Instructions for the task. From the entries below, copy every line where the string "JSON" appears.

## BEGIN Supplied records

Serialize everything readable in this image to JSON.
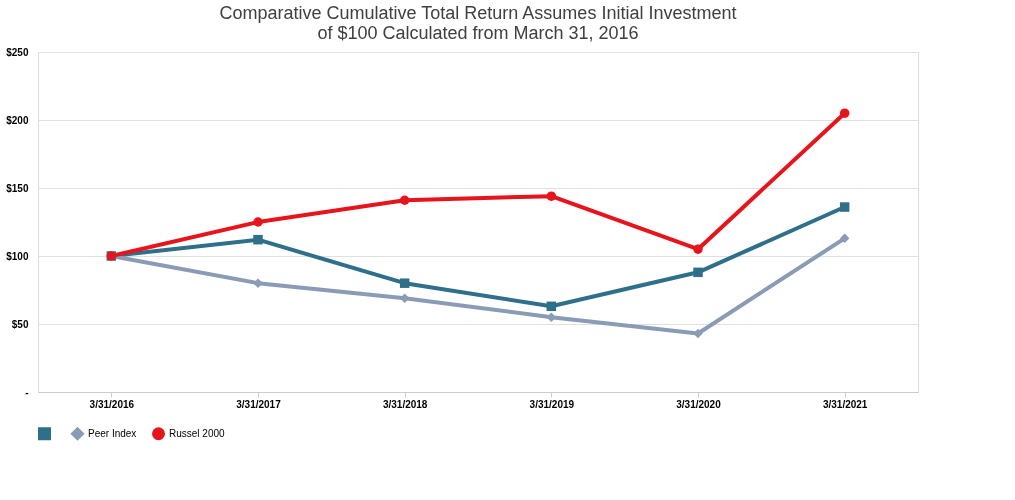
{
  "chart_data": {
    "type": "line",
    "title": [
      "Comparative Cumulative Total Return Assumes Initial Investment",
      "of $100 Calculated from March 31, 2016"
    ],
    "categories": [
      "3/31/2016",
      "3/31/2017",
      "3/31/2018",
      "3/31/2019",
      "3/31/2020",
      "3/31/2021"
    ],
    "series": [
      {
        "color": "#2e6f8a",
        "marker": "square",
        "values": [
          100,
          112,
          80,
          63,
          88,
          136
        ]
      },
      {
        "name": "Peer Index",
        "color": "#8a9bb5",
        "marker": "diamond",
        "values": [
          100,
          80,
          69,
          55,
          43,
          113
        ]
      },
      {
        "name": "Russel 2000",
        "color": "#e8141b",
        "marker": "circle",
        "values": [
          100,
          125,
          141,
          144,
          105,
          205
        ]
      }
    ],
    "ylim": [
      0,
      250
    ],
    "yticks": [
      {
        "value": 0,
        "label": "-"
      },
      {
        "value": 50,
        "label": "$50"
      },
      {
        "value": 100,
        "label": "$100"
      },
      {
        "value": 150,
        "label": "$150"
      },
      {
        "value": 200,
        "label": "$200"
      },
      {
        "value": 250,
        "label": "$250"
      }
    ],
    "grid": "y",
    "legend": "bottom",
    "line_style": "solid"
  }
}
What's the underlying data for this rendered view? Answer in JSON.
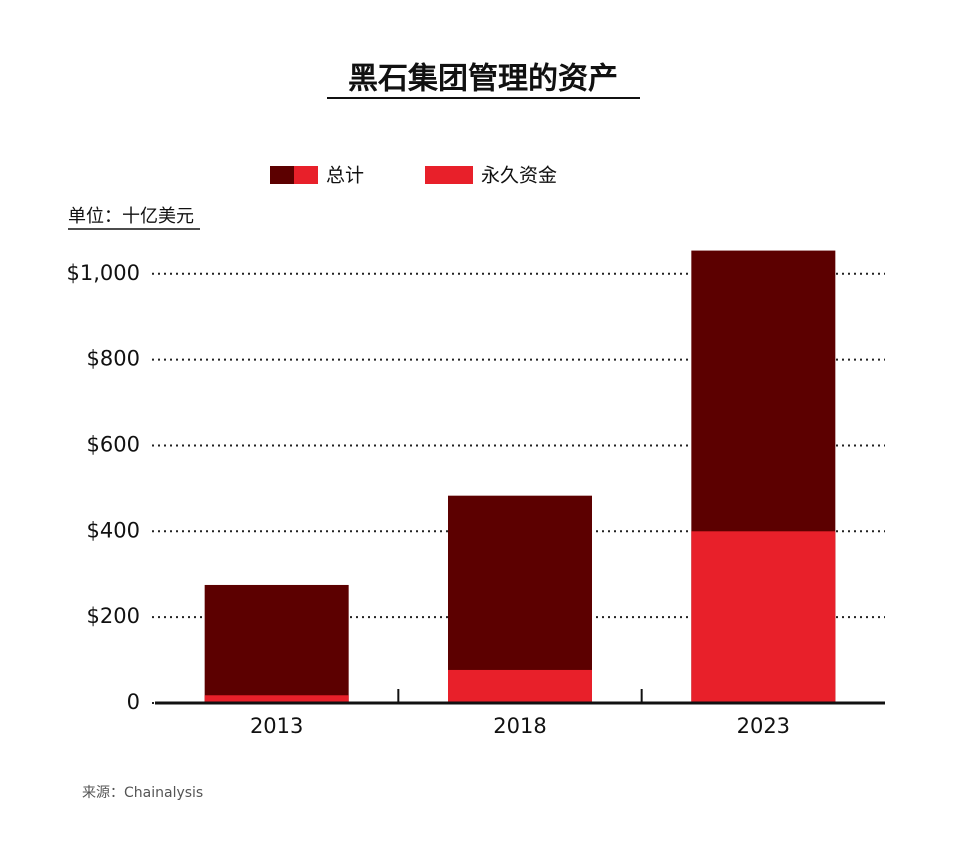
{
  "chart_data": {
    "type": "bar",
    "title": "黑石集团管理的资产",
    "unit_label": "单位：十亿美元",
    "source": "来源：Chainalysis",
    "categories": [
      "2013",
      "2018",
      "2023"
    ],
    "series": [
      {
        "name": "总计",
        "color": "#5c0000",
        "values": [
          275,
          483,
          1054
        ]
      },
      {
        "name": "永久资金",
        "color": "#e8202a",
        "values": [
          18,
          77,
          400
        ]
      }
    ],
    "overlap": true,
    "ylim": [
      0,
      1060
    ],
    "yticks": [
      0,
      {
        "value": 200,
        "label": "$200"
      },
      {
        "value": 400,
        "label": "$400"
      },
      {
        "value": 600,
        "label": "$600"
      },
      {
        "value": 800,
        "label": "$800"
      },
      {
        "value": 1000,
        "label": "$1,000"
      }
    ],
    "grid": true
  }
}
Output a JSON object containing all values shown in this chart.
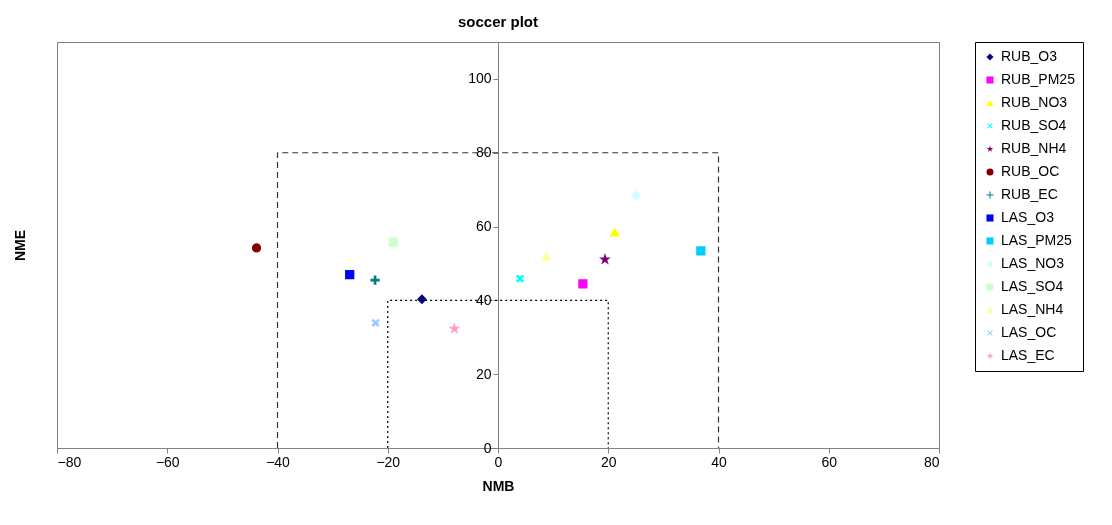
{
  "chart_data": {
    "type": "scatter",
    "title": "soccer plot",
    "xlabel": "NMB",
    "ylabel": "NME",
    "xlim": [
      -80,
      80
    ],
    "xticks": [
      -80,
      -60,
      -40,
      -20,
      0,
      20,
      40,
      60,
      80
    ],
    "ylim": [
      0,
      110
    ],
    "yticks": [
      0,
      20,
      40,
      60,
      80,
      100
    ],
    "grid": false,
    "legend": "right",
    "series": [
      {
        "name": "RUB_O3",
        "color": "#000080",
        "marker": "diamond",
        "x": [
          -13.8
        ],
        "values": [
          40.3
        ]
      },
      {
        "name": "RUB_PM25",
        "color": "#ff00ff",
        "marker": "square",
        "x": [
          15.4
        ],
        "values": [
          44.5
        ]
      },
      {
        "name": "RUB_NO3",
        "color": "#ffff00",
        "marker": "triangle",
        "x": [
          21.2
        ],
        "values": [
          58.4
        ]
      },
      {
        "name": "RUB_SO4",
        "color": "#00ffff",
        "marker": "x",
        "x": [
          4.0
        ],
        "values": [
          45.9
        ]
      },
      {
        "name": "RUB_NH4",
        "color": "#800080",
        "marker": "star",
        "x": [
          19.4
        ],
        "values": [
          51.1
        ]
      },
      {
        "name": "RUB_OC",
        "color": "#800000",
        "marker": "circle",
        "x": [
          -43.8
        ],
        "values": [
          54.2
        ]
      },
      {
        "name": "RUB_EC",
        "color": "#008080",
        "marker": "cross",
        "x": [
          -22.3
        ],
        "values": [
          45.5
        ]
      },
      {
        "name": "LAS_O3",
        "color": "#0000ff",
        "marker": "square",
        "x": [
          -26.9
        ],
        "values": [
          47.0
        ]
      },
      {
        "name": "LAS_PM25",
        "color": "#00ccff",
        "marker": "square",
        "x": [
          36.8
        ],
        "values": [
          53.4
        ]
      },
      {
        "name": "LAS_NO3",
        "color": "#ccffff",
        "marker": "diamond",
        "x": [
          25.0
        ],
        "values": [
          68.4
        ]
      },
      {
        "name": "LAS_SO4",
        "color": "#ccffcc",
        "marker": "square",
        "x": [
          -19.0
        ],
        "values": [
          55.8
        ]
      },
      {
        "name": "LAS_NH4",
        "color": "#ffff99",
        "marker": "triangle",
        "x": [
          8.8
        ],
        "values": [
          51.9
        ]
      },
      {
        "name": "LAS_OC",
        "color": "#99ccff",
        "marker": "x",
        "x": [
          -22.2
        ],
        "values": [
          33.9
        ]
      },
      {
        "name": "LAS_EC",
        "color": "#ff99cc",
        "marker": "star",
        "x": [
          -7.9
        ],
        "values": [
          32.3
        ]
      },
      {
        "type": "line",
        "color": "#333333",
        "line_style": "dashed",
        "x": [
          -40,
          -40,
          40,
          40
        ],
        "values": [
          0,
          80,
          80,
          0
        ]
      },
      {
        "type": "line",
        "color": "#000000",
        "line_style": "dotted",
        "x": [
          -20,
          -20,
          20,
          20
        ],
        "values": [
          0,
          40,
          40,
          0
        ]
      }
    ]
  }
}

## END Supplied records

Reply.
Serialize everything readable in this image to JSON.
What's the underlying data for this rendered view? Answer in JSON.
Output a JSON object containing all values shown in this chart.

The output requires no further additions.